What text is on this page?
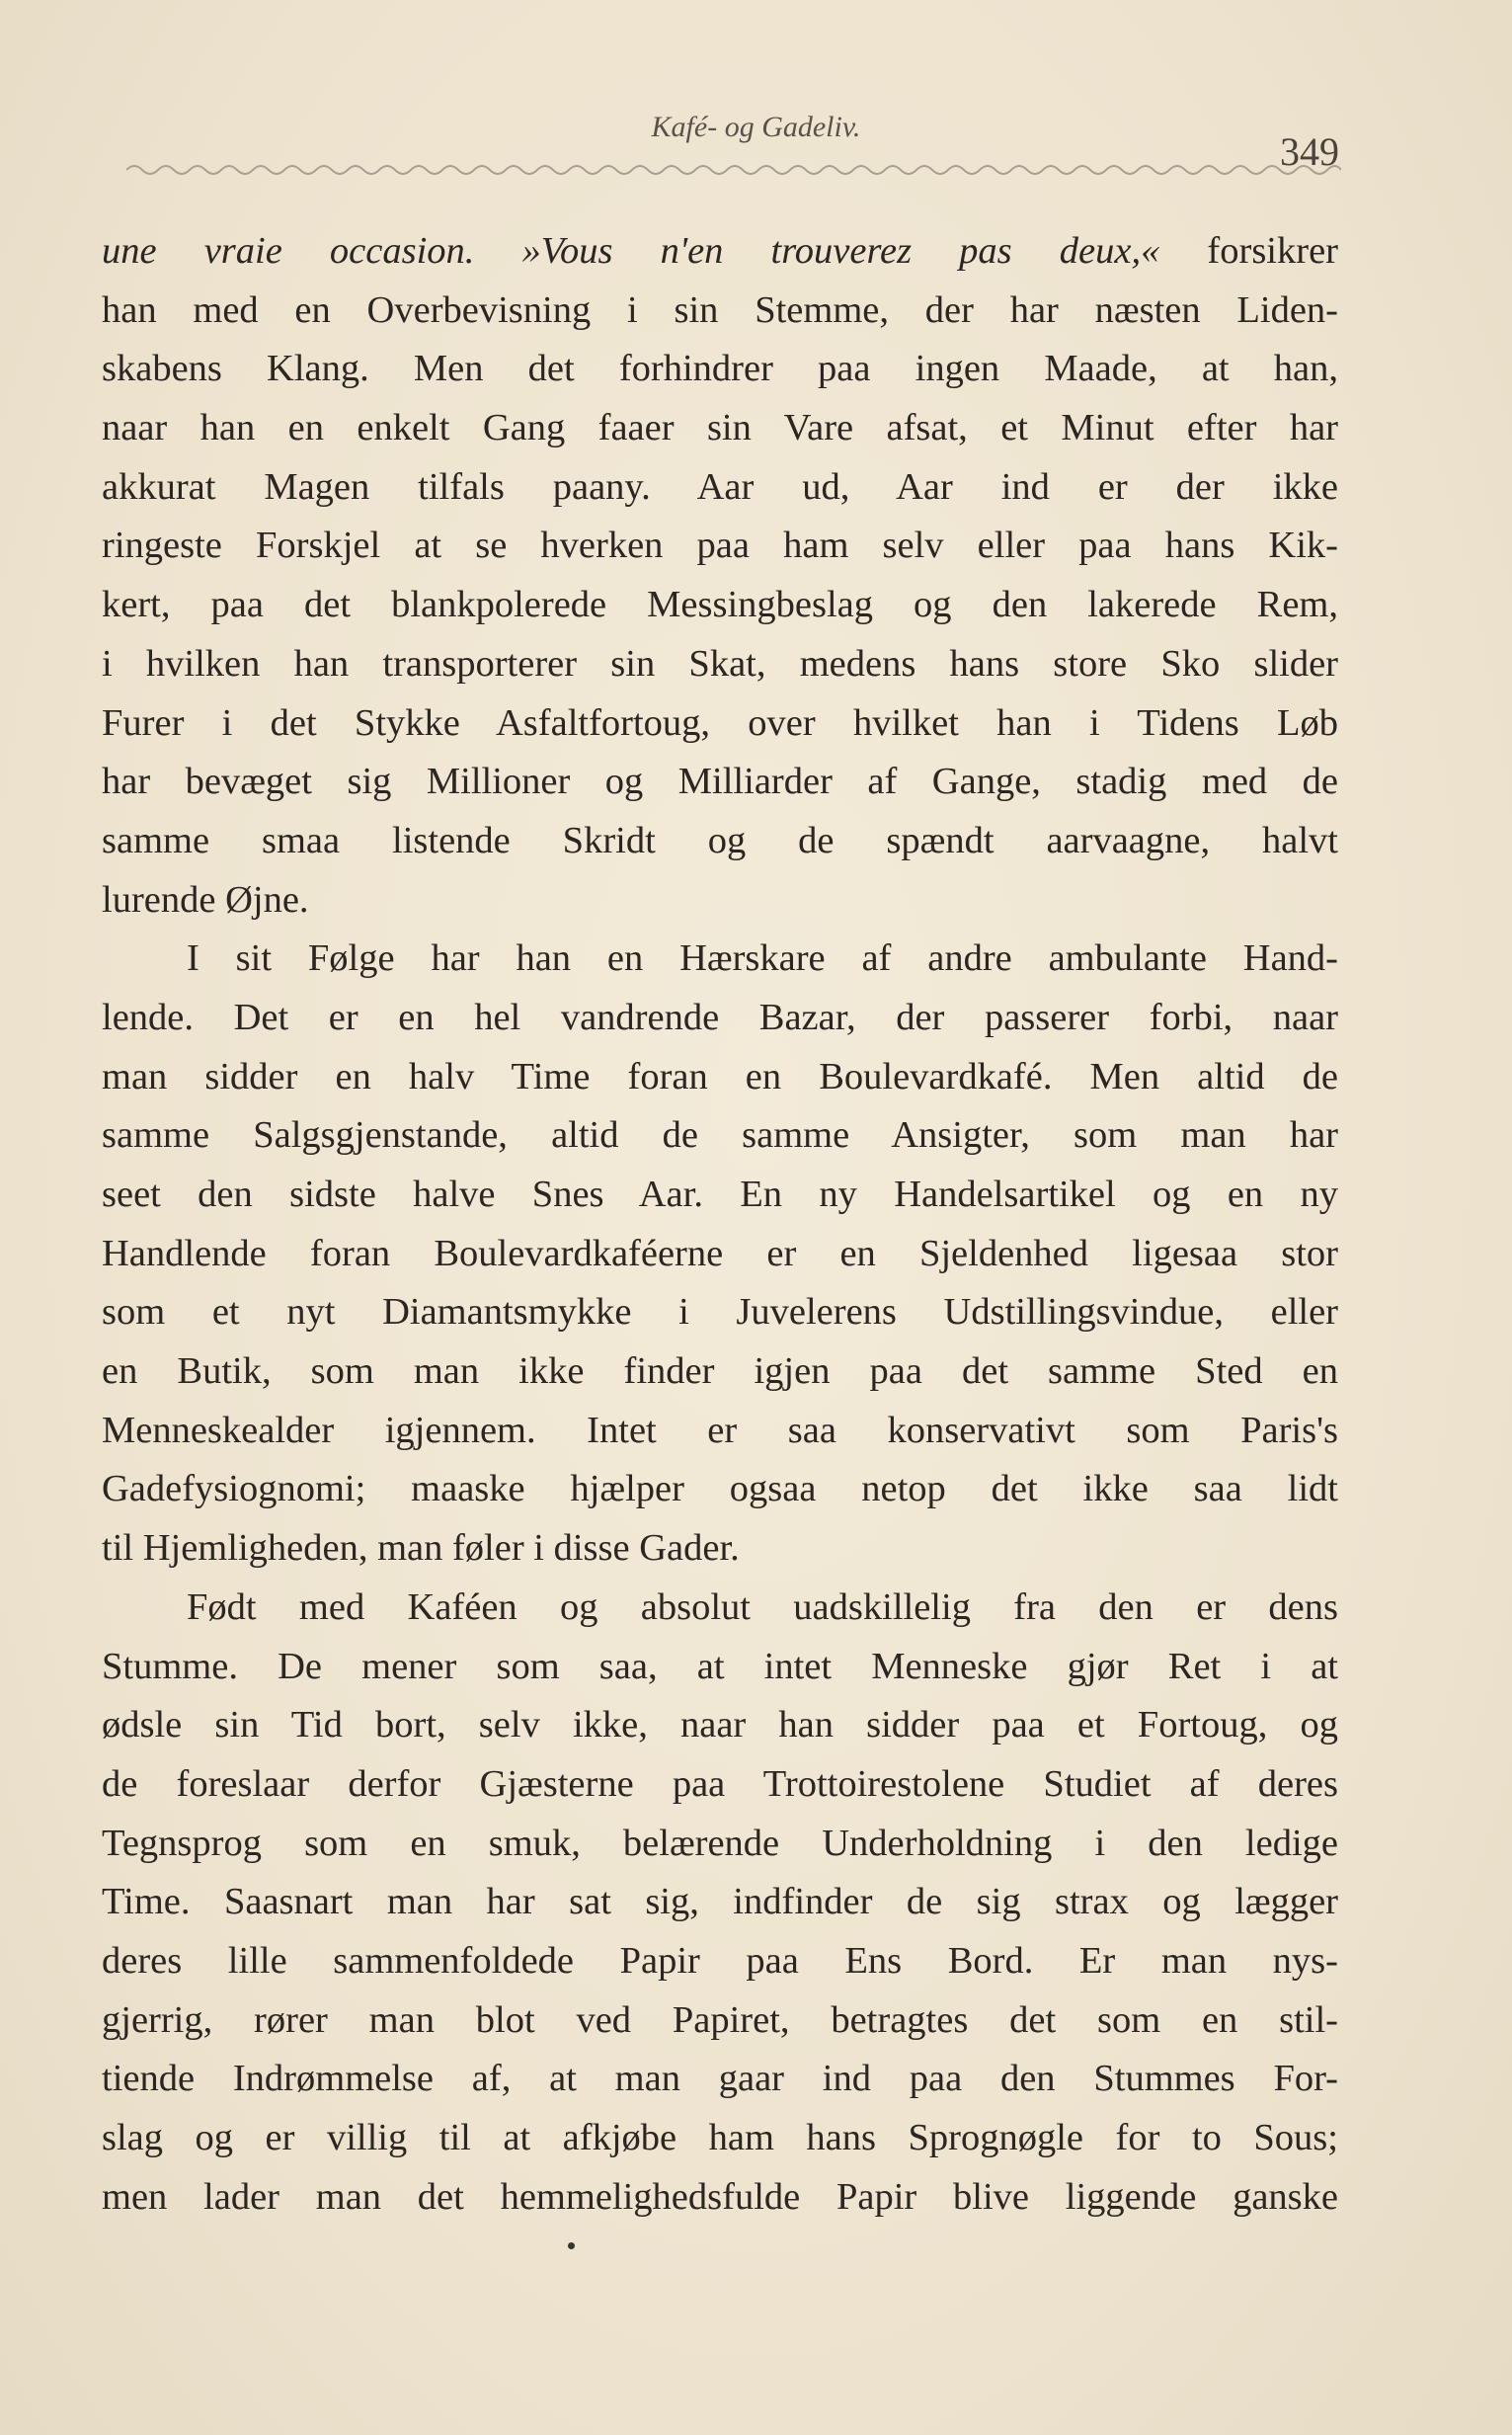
Kafé- og Gadeliv.
349
une vraie occasion. »Vous n'en trouverez pas deux,« forsikrer
han med en Overbevisning i sin Stemme, der har næsten Liden-
skabens Klang. Men det forhindrer paa ingen Maade, at han,
naar han en enkelt Gang faaer sin Vare afsat, et Minut efter har
akkurat Magen tilfals paany. Aar ud, Aar ind er der ikke
ringeste Forskjel at se hverken paa ham selv eller paa hans Kik-
kert, paa det blankpolerede Messingbeslag og den lakerede Rem,
i hvilken han transporterer sin Skat, medens hans store Sko slider
Furer i det Stykke Asfaltfortoug, over hvilket han i Tidens Løb
har bevæget sig Millioner og Milliarder af Gange, stadig med de
samme smaa listende Skridt og de spændt aarvaagne, halvt
lurende Øjne.
I sit Følge har han en Hærskare af andre ambulante Hand-
lende. Det er en hel vandrende Bazar, der passerer forbi, naar
man sidder en halv Time foran en Boulevardkafé. Men altid de
samme Salgsgjenstande, altid de samme Ansigter, som man har
seet den sidste halve Snes Aar. En ny Handelsartikel og en ny
Handlende foran Boulevardkaféerne er en Sjeldenhed ligesaa stor
som et nyt Diamantsmykke i Juvelerens Udstillingsvindue, eller
en Butik, som man ikke finder igjen paa det samme Sted en
Menneskealder igjennem. Intet er saa konservativt som Paris's
Gadefysiognomi; maaske hjælper ogsaa netop det ikke saa lidt
til Hjemligheden, man føler i disse Gader.
Født med Kaféen og absolut uadskillelig fra den er dens
Stumme. De mener som saa, at intet Menneske gjør Ret i at
ødsle sin Tid bort, selv ikke, naar han sidder paa et Fortoug, og
de foreslaar derfor Gjæsterne paa Trottoirestolene Studiet af deres
Tegnsprog som en smuk, belærende Underholdning i den ledige
Time. Saasnart man har sat sig, indfinder de sig strax og lægger
deres lille sammenfoldede Papir paa Ens Bord. Er man nys-
gjerrig, rører man blot ved Papiret, betragtes det som en stil-
tiende Indrømmelse af, at man gaar ind paa den Stummes For-
slag og er villig til at afkjøbe ham hans Sprognøgle for to Sous;
men lader man det hemmelighedsfulde Papir blive liggende ganske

____________

**Exercise:** Say how many lines in this listing hold the string "altid", giving the count and nothing more.

**Answer to the task:** 2